■ **WHAT IS REQUIRED**: Copy out each line exactly; pictures stay out of the copy.

■ **LISTED ENTRIES**:

§ §

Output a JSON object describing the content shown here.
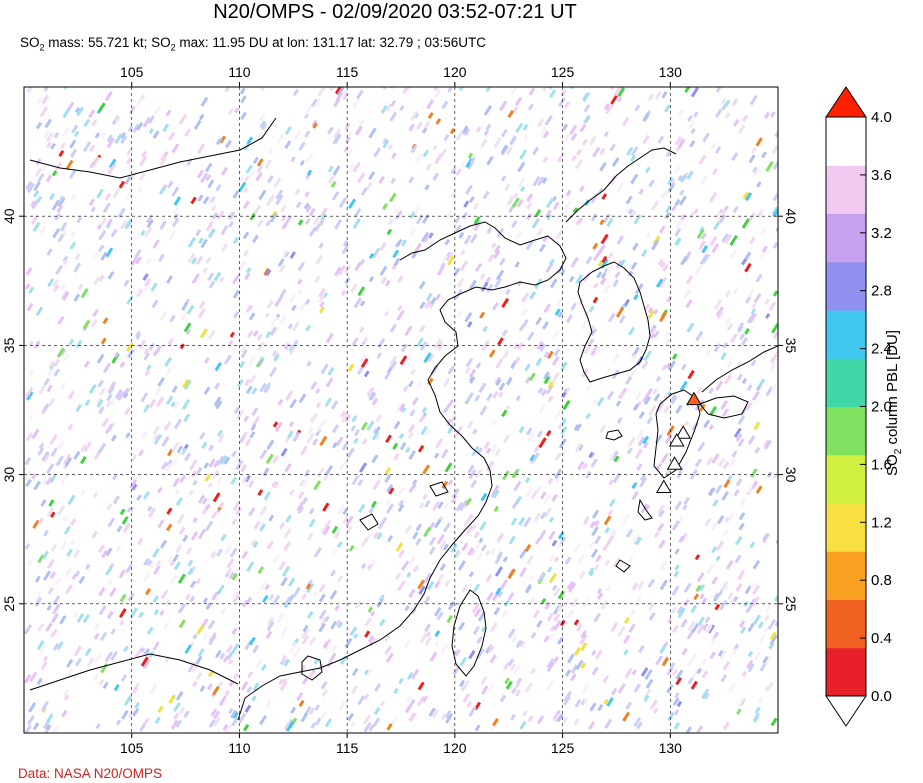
{
  "title": "N20/OMPS - 02/09/2020 03:52-07:21 UT",
  "subtitle": {
    "p1": "SO",
    "sub1": "2",
    "p2": " mass: 55.721 kt; SO",
    "sub2": "2",
    "p3": " max: 11.95 DU at lon: 131.17 lat: 32.79 ; 03:56UTC"
  },
  "credit": "Data: NASA N20/OMPS",
  "map": {
    "lon_range": [
      100,
      135
    ],
    "lat_range": [
      20,
      45
    ],
    "lon_ticks": [
      "105",
      "110",
      "115",
      "120",
      "125",
      "130"
    ],
    "lat_ticks": [
      "25",
      "30",
      "35",
      "40"
    ],
    "grid_lines": "dashed"
  },
  "volcano_markers": [
    {
      "lon": 131.1,
      "lat": 32.9,
      "color": "#ff6020"
    },
    {
      "lon": 130.6,
      "lat": 31.6,
      "color": "#ffffff"
    },
    {
      "lon": 130.3,
      "lat": 31.3,
      "color": "#ffffff"
    },
    {
      "lon": 130.2,
      "lat": 30.4,
      "color": "#ffffff"
    },
    {
      "lon": 129.7,
      "lat": 29.5,
      "color": "#ffffff"
    }
  ],
  "colorbar": {
    "label_p1": "SO",
    "label_sub": "2",
    "label_p2": " column PBL [DU]",
    "ticks": [
      "4.0",
      "3.6",
      "3.2",
      "2.8",
      "2.4",
      "2.0",
      "1.6",
      "1.2",
      "0.8",
      "0.4",
      "0.0"
    ],
    "colors": [
      "#e8202a",
      "#f06020",
      "#f8a020",
      "#f8e040",
      "#d0f040",
      "#80e060",
      "#40d8a8",
      "#40c8f0",
      "#9090f0",
      "#c8a0f0",
      "#f0c8f0",
      "#ffffff"
    ],
    "over_color": "#ff2000",
    "under_color": "#ffffff"
  }
}
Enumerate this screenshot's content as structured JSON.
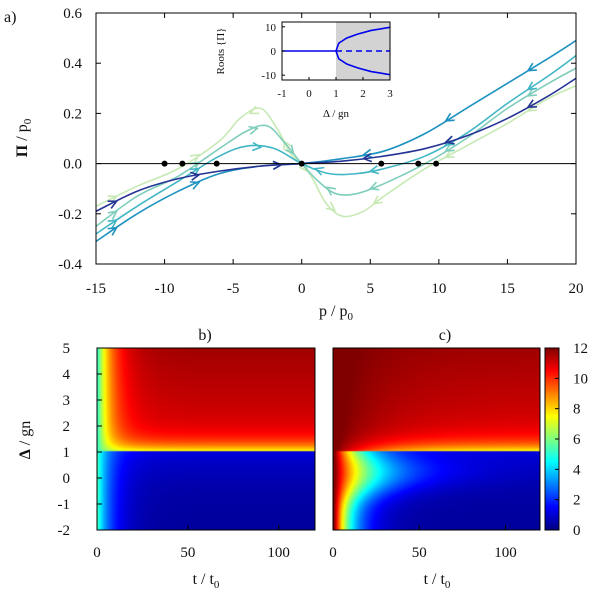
{
  "chart_data": [
    {
      "panel": "a)",
      "type": "line",
      "xlabel": "p / p0",
      "ylabel": "Π / p0",
      "xlim": [
        -15,
        20
      ],
      "ylim": [
        -0.4,
        0.6
      ],
      "xticks": [
        -15,
        -10,
        -5,
        0,
        5,
        10,
        15,
        20
      ],
      "yticks": [
        -0.4,
        -0.2,
        0.0,
        0.2,
        0.4,
        0.6
      ],
      "fixed_points": [
        [
          -10.0,
          0.0
        ],
        [
          -8.7,
          0.0
        ],
        [
          -6.2,
          0.0
        ],
        [
          0.0,
          0.0
        ],
        [
          5.8,
          0.0
        ],
        [
          8.5,
          0.0
        ],
        [
          9.8,
          0.0
        ]
      ],
      "series": [
        {
          "color": "#c7e9b4",
          "x": [
            -15,
            -12,
            -9,
            -6,
            -4.5,
            -3,
            -1.8,
            -0.8,
            0,
            0.8,
            1.8,
            3,
            4.5,
            6,
            9,
            12,
            15,
            18,
            20
          ],
          "y": [
            -0.17,
            -0.09,
            -0.02,
            0.09,
            0.18,
            0.22,
            0.14,
            0.04,
            0.0,
            -0.06,
            -0.16,
            -0.21,
            -0.19,
            -0.13,
            -0.02,
            0.07,
            0.16,
            0.26,
            0.31
          ]
        },
        {
          "color": "#7fcdbb",
          "x": [
            -15,
            -12,
            -9,
            -6,
            -4,
            -2.5,
            -1.2,
            0,
            1.2,
            2.5,
            4,
            6,
            9,
            12,
            15,
            18,
            20
          ],
          "y": [
            -0.25,
            -0.13,
            -0.05,
            0.06,
            0.13,
            0.15,
            0.08,
            0.0,
            -0.07,
            -0.12,
            -0.12,
            -0.08,
            0.0,
            0.1,
            0.22,
            0.32,
            0.38
          ]
        },
        {
          "color": "#41b6c4",
          "x": [
            -15,
            -12,
            -9,
            -6,
            -4,
            -2,
            0,
            2,
            4,
            6,
            9,
            12,
            15,
            18,
            20
          ],
          "y": [
            -0.28,
            -0.17,
            -0.07,
            0.03,
            0.07,
            0.06,
            0.0,
            -0.04,
            -0.04,
            -0.02,
            0.03,
            0.12,
            0.24,
            0.35,
            0.43
          ]
        },
        {
          "color": "#1d91c0",
          "x": [
            -15,
            -12,
            -9,
            -6,
            -3,
            0,
            3,
            6,
            9,
            12,
            15,
            18,
            20
          ],
          "y": [
            -0.31,
            -0.2,
            -0.11,
            -0.04,
            -0.01,
            0.0,
            0.02,
            0.05,
            0.12,
            0.22,
            0.32,
            0.42,
            0.49
          ]
        },
        {
          "color": "#253494",
          "x": [
            -15,
            -12,
            -9,
            -6,
            -3,
            0,
            3,
            6,
            9,
            12,
            15,
            18,
            20
          ],
          "y": [
            -0.19,
            -0.11,
            -0.06,
            -0.03,
            -0.01,
            0.0,
            0.01,
            0.03,
            0.06,
            0.11,
            0.18,
            0.27,
            0.34
          ]
        }
      ]
    },
    {
      "panel": "a) inset",
      "type": "line",
      "xlabel": "Δ / gn",
      "ylabel": "Roots {Π}",
      "xlim": [
        -1,
        3
      ],
      "ylim": [
        -12,
        12
      ],
      "xticks": [
        -1,
        0,
        1,
        2,
        3
      ],
      "yticks": [
        -10,
        0,
        10
      ],
      "shaded_from": 1,
      "series": [
        {
          "style": "solid",
          "x": [
            -1,
            0,
            1
          ],
          "y": [
            0,
            0,
            0
          ]
        },
        {
          "style": "dashed",
          "x": [
            1,
            2,
            3
          ],
          "y": [
            0,
            0,
            0
          ]
        },
        {
          "style": "solid",
          "x": [
            1,
            1.1,
            1.4,
            1.8,
            2.3,
            3
          ],
          "y": [
            0,
            3.2,
            5.4,
            7.0,
            8.5,
            9.8
          ]
        },
        {
          "style": "solid",
          "x": [
            1,
            1.1,
            1.4,
            1.8,
            2.3,
            3
          ],
          "y": [
            0,
            -3.2,
            -5.4,
            -7.0,
            -8.5,
            -9.8
          ]
        }
      ]
    },
    {
      "panel": "b)",
      "type": "heatmap",
      "xlabel": "t / t0",
      "ylabel": "Δ / gn",
      "xlim": [
        0,
        120
      ],
      "ylim": [
        -2,
        5
      ],
      "xticks": [
        0,
        50,
        100
      ],
      "yticks": [
        -2,
        -1,
        0,
        1,
        2,
        3,
        4,
        5
      ]
    },
    {
      "panel": "c)",
      "type": "heatmap",
      "xlabel": "t / t0",
      "xlim": [
        0,
        120
      ],
      "ylim": [
        -2,
        5
      ],
      "xticks": [
        0,
        50,
        100
      ],
      "colorbar": {
        "range": [
          0,
          12
        ],
        "ticks": [
          0,
          2,
          4,
          6,
          8,
          10,
          12
        ]
      }
    }
  ]
}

§ §

■ **RESPONSE TO THE EXERCISE**:
Output a JSON object describing the content shown here.
{
  "title": "N20/OMPS - 02/09/2020 03:52-07:21 UT",
  "subtitle": {
    "p1": "SO",
    "sub1": "2",
    "p2": " mass: 55.721 kt; SO",
    "sub2": "2",
    "p3": " max: 11.95 DU at lon: 131.17 lat: 32.79 ; 03:56UTC"
  },
  "credit": "Data: NASA N20/OMPS",
  "map": {
    "lon_range": [
      100,
      135
    ],
    "lat_range": [
      20,
      45
    ],
    "lon_ticks": [
      "105",
      "110",
      "115",
      "120",
      "125",
      "130"
    ],
    "lat_ticks": [
      "25",
      "30",
      "35",
      "40"
    ],
    "grid_lines": "dashed"
  },
  "volcano_markers": [
    {
      "lon": 131.1,
      "lat": 32.9,
      "color": "#ff6020"
    },
    {
      "lon": 130.6,
      "lat": 31.6,
      "color": "#ffffff"
    },
    {
      "lon": 130.3,
      "lat": 31.3,
      "color": "#ffffff"
    },
    {
      "lon": 130.2,
      "lat": 30.4,
      "color": "#ffffff"
    },
    {
      "lon": 129.7,
      "lat": 29.5,
      "color": "#ffffff"
    }
  ],
  "colorbar": {
    "label_p1": "SO",
    "label_sub": "2",
    "label_p2": " column PBL [DU]",
    "ticks": [
      "4.0",
      "3.6",
      "3.2",
      "2.8",
      "2.4",
      "2.0",
      "1.6",
      "1.2",
      "0.8",
      "0.4",
      "0.0"
    ],
    "colors": [
      "#e8202a",
      "#f06020",
      "#f8a020",
      "#f8e040",
      "#d0f040",
      "#80e060",
      "#40d8a8",
      "#40c8f0",
      "#9090f0",
      "#c8a0f0",
      "#f0c8f0",
      "#ffffff"
    ],
    "over_color": "#ff2000",
    "under_color": "#ffffff"
  }
}
Enumerate this screenshot's content as structured JSON.
{
  "chart_data": [
    {
      "panel": "a)",
      "type": "line",
      "xlabel": "p / p0",
      "ylabel": "Π / p0",
      "xlim": [
        -15,
        20
      ],
      "ylim": [
        -0.4,
        0.6
      ],
      "xticks": [
        -15,
        -10,
        -5,
        0,
        5,
        10,
        15,
        20
      ],
      "yticks": [
        -0.4,
        -0.2,
        0.0,
        0.2,
        0.4,
        0.6
      ],
      "fixed_points": [
        [
          -10.0,
          0.0
        ],
        [
          -8.7,
          0.0
        ],
        [
          -6.2,
          0.0
        ],
        [
          0.0,
          0.0
        ],
        [
          5.8,
          0.0
        ],
        [
          8.5,
          0.0
        ],
        [
          9.8,
          0.0
        ]
      ],
      "series": [
        {
          "color": "#c7e9b4",
          "x": [
            -15,
            -12,
            -9,
            -6,
            -4.5,
            -3,
            -1.8,
            -0.8,
            0,
            0.8,
            1.8,
            3,
            4.5,
            6,
            9,
            12,
            15,
            18,
            20
          ],
          "y": [
            -0.17,
            -0.09,
            -0.02,
            0.09,
            0.18,
            0.22,
            0.14,
            0.04,
            0.0,
            -0.06,
            -0.16,
            -0.21,
            -0.19,
            -0.13,
            -0.02,
            0.07,
            0.16,
            0.26,
            0.31
          ]
        },
        {
          "color": "#7fcdbb",
          "x": [
            -15,
            -12,
            -9,
            -6,
            -4,
            -2.5,
            -1.2,
            0,
            1.2,
            2.5,
            4,
            6,
            9,
            12,
            15,
            18,
            20
          ],
          "y": [
            -0.25,
            -0.13,
            -0.05,
            0.06,
            0.13,
            0.15,
            0.08,
            0.0,
            -0.07,
            -0.12,
            -0.12,
            -0.08,
            0.0,
            0.1,
            0.22,
            0.32,
            0.38
          ]
        },
        {
          "color": "#41b6c4",
          "x": [
            -15,
            -12,
            -9,
            -6,
            -4,
            -2,
            0,
            2,
            4,
            6,
            9,
            12,
            15,
            18,
            20
          ],
          "y": [
            -0.28,
            -0.17,
            -0.07,
            0.03,
            0.07,
            0.06,
            0.0,
            -0.04,
            -0.04,
            -0.02,
            0.03,
            0.12,
            0.24,
            0.35,
            0.43
          ]
        },
        {
          "color": "#1d91c0",
          "x": [
            -15,
            -12,
            -9,
            -6,
            -3,
            0,
            3,
            6,
            9,
            12,
            15,
            18,
            20
          ],
          "y": [
            -0.31,
            -0.2,
            -0.11,
            -0.04,
            -0.01,
            0.0,
            0.02,
            0.05,
            0.12,
            0.22,
            0.32,
            0.42,
            0.49
          ]
        },
        {
          "color": "#253494",
          "x": [
            -15,
            -12,
            -9,
            -6,
            -3,
            0,
            3,
            6,
            9,
            12,
            15,
            18,
            20
          ],
          "y": [
            -0.19,
            -0.11,
            -0.06,
            -0.03,
            -0.01,
            0.0,
            0.01,
            0.03,
            0.06,
            0.11,
            0.18,
            0.27,
            0.34
          ]
        }
      ]
    },
    {
      "panel": "a) inset",
      "type": "line",
      "xlabel": "Δ / gn",
      "ylabel": "Roots {Π}",
      "xlim": [
        -1,
        3
      ],
      "ylim": [
        -12,
        12
      ],
      "xticks": [
        -1,
        0,
        1,
        2,
        3
      ],
      "yticks": [
        -10,
        0,
        10
      ],
      "shaded_from": 1,
      "series": [
        {
          "style": "solid",
          "x": [
            -1,
            0,
            1
          ],
          "y": [
            0,
            0,
            0
          ]
        },
        {
          "style": "dashed",
          "x": [
            1,
            2,
            3
          ],
          "y": [
            0,
            0,
            0
          ]
        },
        {
          "style": "solid",
          "x": [
            1,
            1.1,
            1.4,
            1.8,
            2.3,
            3
          ],
          "y": [
            0,
            3.2,
            5.4,
            7.0,
            8.5,
            9.8
          ]
        },
        {
          "style": "solid",
          "x": [
            1,
            1.1,
            1.4,
            1.8,
            2.3,
            3
          ],
          "y": [
            0,
            -3.2,
            -5.4,
            -7.0,
            -8.5,
            -9.8
          ]
        }
      ]
    },
    {
      "panel": "b)",
      "type": "heatmap",
      "xlabel": "t / t0",
      "ylabel": "Δ / gn",
      "xlim": [
        0,
        120
      ],
      "ylim": [
        -2,
        5
      ],
      "xticks": [
        0,
        50,
        100
      ],
      "yticks": [
        -2,
        -1,
        0,
        1,
        2,
        3,
        4,
        5
      ]
    },
    {
      "panel": "c)",
      "type": "heatmap",
      "xlabel": "t / t0",
      "xlim": [
        0,
        120
      ],
      "ylim": [
        -2,
        5
      ],
      "xticks": [
        0,
        50,
        100
      ],
      "colorbar": {
        "range": [
          0,
          12
        ],
        "ticks": [
          0,
          2,
          4,
          6,
          8,
          10,
          12
        ]
      }
    }
  ]
}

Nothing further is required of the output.